◆ Given records:
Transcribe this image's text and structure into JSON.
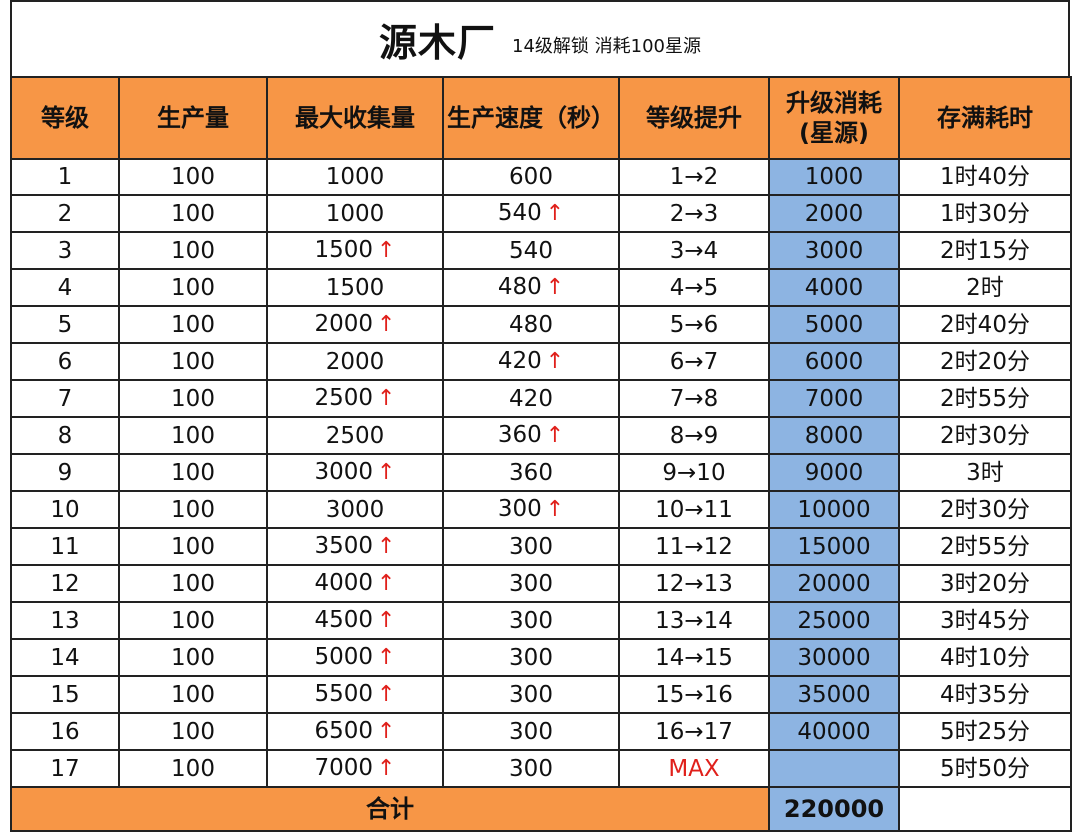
{
  "title": {
    "main": "源木厂",
    "sub": "14级解锁 消耗100星源"
  },
  "headers": {
    "level": "等级",
    "production": "生产量",
    "max_collect": "最大收集量",
    "speed": "生产速度（秒）",
    "upgrade": "等级提升",
    "cost_line1": "升级消耗",
    "cost_line2": "(星源)",
    "fill_time": "存满耗时"
  },
  "up_arrow": "↑",
  "rows": [
    {
      "level": "1",
      "production": "100",
      "max_collect": "1000",
      "max_up": false,
      "speed": "600",
      "speed_up": false,
      "upgrade": "1→2",
      "cost": "1000",
      "fill_time": "1时40分"
    },
    {
      "level": "2",
      "production": "100",
      "max_collect": "1000",
      "max_up": false,
      "speed": "540",
      "speed_up": true,
      "upgrade": "2→3",
      "cost": "2000",
      "fill_time": "1时30分"
    },
    {
      "level": "3",
      "production": "100",
      "max_collect": "1500",
      "max_up": true,
      "speed": "540",
      "speed_up": false,
      "upgrade": "3→4",
      "cost": "3000",
      "fill_time": "2时15分"
    },
    {
      "level": "4",
      "production": "100",
      "max_collect": "1500",
      "max_up": false,
      "speed": "480",
      "speed_up": true,
      "upgrade": "4→5",
      "cost": "4000",
      "fill_time": "2时"
    },
    {
      "level": "5",
      "production": "100",
      "max_collect": "2000",
      "max_up": true,
      "speed": "480",
      "speed_up": false,
      "upgrade": "5→6",
      "cost": "5000",
      "fill_time": "2时40分"
    },
    {
      "level": "6",
      "production": "100",
      "max_collect": "2000",
      "max_up": false,
      "speed": "420",
      "speed_up": true,
      "upgrade": "6→7",
      "cost": "6000",
      "fill_time": "2时20分"
    },
    {
      "level": "7",
      "production": "100",
      "max_collect": "2500",
      "max_up": true,
      "speed": "420",
      "speed_up": false,
      "upgrade": "7→8",
      "cost": "7000",
      "fill_time": "2时55分"
    },
    {
      "level": "8",
      "production": "100",
      "max_collect": "2500",
      "max_up": false,
      "speed": "360",
      "speed_up": true,
      "upgrade": "8→9",
      "cost": "8000",
      "fill_time": "2时30分"
    },
    {
      "level": "9",
      "production": "100",
      "max_collect": "3000",
      "max_up": true,
      "speed": "360",
      "speed_up": false,
      "upgrade": "9→10",
      "cost": "9000",
      "fill_time": "3时"
    },
    {
      "level": "10",
      "production": "100",
      "max_collect": "3000",
      "max_up": false,
      "speed": "300",
      "speed_up": true,
      "upgrade": "10→11",
      "cost": "10000",
      "fill_time": "2时30分"
    },
    {
      "level": "11",
      "production": "100",
      "max_collect": "3500",
      "max_up": true,
      "speed": "300",
      "speed_up": false,
      "upgrade": "11→12",
      "cost": "15000",
      "fill_time": "2时55分"
    },
    {
      "level": "12",
      "production": "100",
      "max_collect": "4000",
      "max_up": true,
      "speed": "300",
      "speed_up": false,
      "upgrade": "12→13",
      "cost": "20000",
      "fill_time": "3时20分"
    },
    {
      "level": "13",
      "production": "100",
      "max_collect": "4500",
      "max_up": true,
      "speed": "300",
      "speed_up": false,
      "upgrade": "13→14",
      "cost": "25000",
      "fill_time": "3时45分"
    },
    {
      "level": "14",
      "production": "100",
      "max_collect": "5000",
      "max_up": true,
      "speed": "300",
      "speed_up": false,
      "upgrade": "14→15",
      "cost": "30000",
      "fill_time": "4时10分"
    },
    {
      "level": "15",
      "production": "100",
      "max_collect": "5500",
      "max_up": true,
      "speed": "300",
      "speed_up": false,
      "upgrade": "15→16",
      "cost": "35000",
      "fill_time": "4时35分"
    },
    {
      "level": "16",
      "production": "100",
      "max_collect": "6500",
      "max_up": true,
      "speed": "300",
      "speed_up": false,
      "upgrade": "16→17",
      "cost": "40000",
      "fill_time": "5时25分"
    },
    {
      "level": "17",
      "production": "100",
      "max_collect": "7000",
      "max_up": true,
      "speed": "300",
      "speed_up": false,
      "upgrade": "MAX",
      "cost": "",
      "fill_time": "5时50分",
      "upgrade_max": true
    }
  ],
  "total": {
    "label": "合计",
    "value": "220000"
  },
  "colors": {
    "header_bg": "#f79646",
    "cost_bg": "#8db4e2",
    "arrow": "#e0201b"
  }
}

◆ Written exercise:
Return all the entries word for word, but omit any pictures they contain.

◆ Answer:
Transcribe this image's text and structure into JSON.
{
  "title": {
    "main": "源木厂",
    "sub": "14级解锁 消耗100星源"
  },
  "headers": {
    "level": "等级",
    "production": "生产量",
    "max_collect": "最大收集量",
    "speed": "生产速度（秒）",
    "upgrade": "等级提升",
    "cost_line1": "升级消耗",
    "cost_line2": "(星源)",
    "fill_time": "存满耗时"
  },
  "up_arrow": "↑",
  "rows": [
    {
      "level": "1",
      "production": "100",
      "max_collect": "1000",
      "max_up": false,
      "speed": "600",
      "speed_up": false,
      "upgrade": "1→2",
      "cost": "1000",
      "fill_time": "1时40分"
    },
    {
      "level": "2",
      "production": "100",
      "max_collect": "1000",
      "max_up": false,
      "speed": "540",
      "speed_up": true,
      "upgrade": "2→3",
      "cost": "2000",
      "fill_time": "1时30分"
    },
    {
      "level": "3",
      "production": "100",
      "max_collect": "1500",
      "max_up": true,
      "speed": "540",
      "speed_up": false,
      "upgrade": "3→4",
      "cost": "3000",
      "fill_time": "2时15分"
    },
    {
      "level": "4",
      "production": "100",
      "max_collect": "1500",
      "max_up": false,
      "speed": "480",
      "speed_up": true,
      "upgrade": "4→5",
      "cost": "4000",
      "fill_time": "2时"
    },
    {
      "level": "5",
      "production": "100",
      "max_collect": "2000",
      "max_up": true,
      "speed": "480",
      "speed_up": false,
      "upgrade": "5→6",
      "cost": "5000",
      "fill_time": "2时40分"
    },
    {
      "level": "6",
      "production": "100",
      "max_collect": "2000",
      "max_up": false,
      "speed": "420",
      "speed_up": true,
      "upgrade": "6→7",
      "cost": "6000",
      "fill_time": "2时20分"
    },
    {
      "level": "7",
      "production": "100",
      "max_collect": "2500",
      "max_up": true,
      "speed": "420",
      "speed_up": false,
      "upgrade": "7→8",
      "cost": "7000",
      "fill_time": "2时55分"
    },
    {
      "level": "8",
      "production": "100",
      "max_collect": "2500",
      "max_up": false,
      "speed": "360",
      "speed_up": true,
      "upgrade": "8→9",
      "cost": "8000",
      "fill_time": "2时30分"
    },
    {
      "level": "9",
      "production": "100",
      "max_collect": "3000",
      "max_up": true,
      "speed": "360",
      "speed_up": false,
      "upgrade": "9→10",
      "cost": "9000",
      "fill_time": "3时"
    },
    {
      "level": "10",
      "production": "100",
      "max_collect": "3000",
      "max_up": false,
      "speed": "300",
      "speed_up": true,
      "upgrade": "10→11",
      "cost": "10000",
      "fill_time": "2时30分"
    },
    {
      "level": "11",
      "production": "100",
      "max_collect": "3500",
      "max_up": true,
      "speed": "300",
      "speed_up": false,
      "upgrade": "11→12",
      "cost": "15000",
      "fill_time": "2时55分"
    },
    {
      "level": "12",
      "production": "100",
      "max_collect": "4000",
      "max_up": true,
      "speed": "300",
      "speed_up": false,
      "upgrade": "12→13",
      "cost": "20000",
      "fill_time": "3时20分"
    },
    {
      "level": "13",
      "production": "100",
      "max_collect": "4500",
      "max_up": true,
      "speed": "300",
      "speed_up": false,
      "upgrade": "13→14",
      "cost": "25000",
      "fill_time": "3时45分"
    },
    {
      "level": "14",
      "production": "100",
      "max_collect": "5000",
      "max_up": true,
      "speed": "300",
      "speed_up": false,
      "upgrade": "14→15",
      "cost": "30000",
      "fill_time": "4时10分"
    },
    {
      "level": "15",
      "production": "100",
      "max_collect": "5500",
      "max_up": true,
      "speed": "300",
      "speed_up": false,
      "upgrade": "15→16",
      "cost": "35000",
      "fill_time": "4时35分"
    },
    {
      "level": "16",
      "production": "100",
      "max_collect": "6500",
      "max_up": true,
      "speed": "300",
      "speed_up": false,
      "upgrade": "16→17",
      "cost": "40000",
      "fill_time": "5时25分"
    },
    {
      "level": "17",
      "production": "100",
      "max_collect": "7000",
      "max_up": true,
      "speed": "300",
      "speed_up": false,
      "upgrade": "MAX",
      "cost": "",
      "fill_time": "5时50分",
      "upgrade_max": true
    }
  ],
  "total": {
    "label": "合计",
    "value": "220000"
  },
  "colors": {
    "header_bg": "#f79646",
    "cost_bg": "#8db4e2",
    "arrow": "#e0201b"
  }
}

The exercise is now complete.